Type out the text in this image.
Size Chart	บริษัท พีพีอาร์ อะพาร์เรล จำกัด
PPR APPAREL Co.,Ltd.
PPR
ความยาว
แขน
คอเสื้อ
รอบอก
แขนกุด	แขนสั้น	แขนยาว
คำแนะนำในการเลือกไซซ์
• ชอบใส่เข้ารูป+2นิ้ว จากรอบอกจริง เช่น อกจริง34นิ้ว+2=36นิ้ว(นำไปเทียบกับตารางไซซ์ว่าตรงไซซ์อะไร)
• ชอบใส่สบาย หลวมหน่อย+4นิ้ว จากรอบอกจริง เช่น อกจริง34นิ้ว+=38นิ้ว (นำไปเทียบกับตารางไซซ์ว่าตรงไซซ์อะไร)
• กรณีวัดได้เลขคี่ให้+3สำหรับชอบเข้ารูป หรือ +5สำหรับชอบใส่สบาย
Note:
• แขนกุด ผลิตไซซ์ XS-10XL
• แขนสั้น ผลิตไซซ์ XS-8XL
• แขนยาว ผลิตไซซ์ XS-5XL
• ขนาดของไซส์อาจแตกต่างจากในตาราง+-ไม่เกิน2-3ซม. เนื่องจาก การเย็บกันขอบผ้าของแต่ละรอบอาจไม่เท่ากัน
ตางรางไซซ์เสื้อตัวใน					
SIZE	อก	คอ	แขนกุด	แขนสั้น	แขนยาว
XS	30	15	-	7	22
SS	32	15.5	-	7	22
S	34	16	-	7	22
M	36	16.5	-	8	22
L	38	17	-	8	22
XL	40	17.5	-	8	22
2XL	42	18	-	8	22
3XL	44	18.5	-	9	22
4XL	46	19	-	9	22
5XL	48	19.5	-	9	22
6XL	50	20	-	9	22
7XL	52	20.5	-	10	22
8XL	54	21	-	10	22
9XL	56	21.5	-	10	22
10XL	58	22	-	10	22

## Task prompt
Take the entries above and transcribe them exactly.

## Answer to the problem
Type out the text in this image.
Size Chart	บริษัท พีพีอาร์ อะพาร์เรล จำกัด
PPR APPAREL Co.,Ltd.
PPR
ความยาว
แขน
คอเสื้อ
รอบอก
แขนกุด	แขนสั้น	แขนยาว
คำแนะนำในการเลือกไซซ์
• ชอบใส่เข้ารูป+2นิ้ว จากรอบอกจริง เช่น อกจริง34นิ้ว+2=36นิ้ว(นำไปเทียบกับตารางไซซ์ว่าตรงไซซ์อะไร)
• ชอบใส่สบาย หลวมหน่อย+4นิ้ว จากรอบอกจริง เช่น อกจริง34นิ้ว+=38นิ้ว (นำไปเทียบกับตารางไซซ์ว่าตรงไซซ์อะไร)
• กรณีวัดได้เลขคี่ให้+3สำหรับชอบเข้ารูป หรือ +5สำหรับชอบใส่สบาย
Note:
• แขนกุด ผลิตไซซ์ XS-10XL
• แขนสั้น ผลิตไซซ์ XS-8XL
• แขนยาว ผลิตไซซ์ XS-5XL
• ขนาดของไซส์อาจแตกต่างจากในตาราง+-ไม่เกิน2-3ซม. เนื่องจาก การเย็บกันขอบผ้าของแต่ละรอบอาจไม่เท่ากัน
ตางรางไซซ์เสื้อตัวใน					
SIZE	อก	คอ	แขนกุด	แขนสั้น	แขนยาว
XS	30	15	-	7	22
SS	32	15.5	-	7	22
S	34	16	-	7	22
M	36	16.5	-	8	22
L	38	17	-	8	22
XL	40	17.5	-	8	22
2XL	42	18	-	8	22
3XL	44	18.5	-	9	22
4XL	46	19	-	9	22
5XL	48	19.5	-	9	22
6XL	50	20	-	9	22
7XL	52	20.5	-	10	22
8XL	54	21	-	10	22
9XL	56	21.5	-	10	22
10XL	58	22	-	10	22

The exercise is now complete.